Input records:
-*-

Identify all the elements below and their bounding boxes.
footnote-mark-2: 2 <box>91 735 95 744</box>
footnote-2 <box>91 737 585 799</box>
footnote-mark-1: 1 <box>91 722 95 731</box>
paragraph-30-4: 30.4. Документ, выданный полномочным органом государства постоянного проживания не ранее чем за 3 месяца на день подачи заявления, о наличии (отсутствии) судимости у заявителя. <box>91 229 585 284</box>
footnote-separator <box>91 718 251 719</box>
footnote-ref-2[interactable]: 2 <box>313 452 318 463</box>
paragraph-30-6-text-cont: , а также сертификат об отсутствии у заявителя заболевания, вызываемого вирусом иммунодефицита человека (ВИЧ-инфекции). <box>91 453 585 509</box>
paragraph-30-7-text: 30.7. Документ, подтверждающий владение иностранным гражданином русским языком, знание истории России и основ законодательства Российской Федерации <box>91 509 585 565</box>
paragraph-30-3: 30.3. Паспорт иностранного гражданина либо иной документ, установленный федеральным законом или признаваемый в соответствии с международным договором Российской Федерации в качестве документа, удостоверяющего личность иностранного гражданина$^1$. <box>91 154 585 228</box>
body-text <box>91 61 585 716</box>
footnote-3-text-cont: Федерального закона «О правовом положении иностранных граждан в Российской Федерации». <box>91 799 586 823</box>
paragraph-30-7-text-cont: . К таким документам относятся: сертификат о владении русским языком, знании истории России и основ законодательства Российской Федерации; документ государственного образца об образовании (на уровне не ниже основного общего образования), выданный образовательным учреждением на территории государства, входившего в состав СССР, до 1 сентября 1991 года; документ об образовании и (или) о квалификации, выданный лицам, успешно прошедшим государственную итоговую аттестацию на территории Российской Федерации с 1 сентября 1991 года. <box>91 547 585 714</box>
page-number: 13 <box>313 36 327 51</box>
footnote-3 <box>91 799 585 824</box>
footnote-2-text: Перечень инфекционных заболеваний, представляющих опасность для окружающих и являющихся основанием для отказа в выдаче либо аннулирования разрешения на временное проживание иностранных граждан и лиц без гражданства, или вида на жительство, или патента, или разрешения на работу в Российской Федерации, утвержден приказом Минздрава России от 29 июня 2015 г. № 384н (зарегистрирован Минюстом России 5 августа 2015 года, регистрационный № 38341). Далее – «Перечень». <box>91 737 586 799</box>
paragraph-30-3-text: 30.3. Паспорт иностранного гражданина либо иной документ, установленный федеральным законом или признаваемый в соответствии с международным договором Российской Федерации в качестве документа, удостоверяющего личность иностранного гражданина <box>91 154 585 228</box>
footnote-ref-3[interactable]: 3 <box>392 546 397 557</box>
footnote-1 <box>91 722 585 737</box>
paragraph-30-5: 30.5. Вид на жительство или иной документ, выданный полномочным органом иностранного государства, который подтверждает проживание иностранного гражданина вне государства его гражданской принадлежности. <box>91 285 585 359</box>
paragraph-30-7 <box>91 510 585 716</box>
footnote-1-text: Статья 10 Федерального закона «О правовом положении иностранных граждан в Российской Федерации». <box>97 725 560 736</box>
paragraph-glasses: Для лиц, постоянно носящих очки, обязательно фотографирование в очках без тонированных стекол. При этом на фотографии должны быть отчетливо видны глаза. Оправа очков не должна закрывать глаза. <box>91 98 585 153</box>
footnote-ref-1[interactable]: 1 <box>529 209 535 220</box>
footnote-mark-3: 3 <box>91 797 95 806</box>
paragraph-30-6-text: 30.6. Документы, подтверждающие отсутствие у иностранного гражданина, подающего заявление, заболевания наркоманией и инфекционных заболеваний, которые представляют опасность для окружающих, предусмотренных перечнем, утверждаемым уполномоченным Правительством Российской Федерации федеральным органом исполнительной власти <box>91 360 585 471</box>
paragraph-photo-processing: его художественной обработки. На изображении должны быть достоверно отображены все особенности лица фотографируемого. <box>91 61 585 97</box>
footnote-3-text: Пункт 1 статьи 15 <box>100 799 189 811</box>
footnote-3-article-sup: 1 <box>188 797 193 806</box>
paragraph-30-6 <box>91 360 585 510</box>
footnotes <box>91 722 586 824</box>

-*-

Exercise task: How many lines in the items contain the string "interactable", matching case exactly? Reply with the number alone.

Response below: 3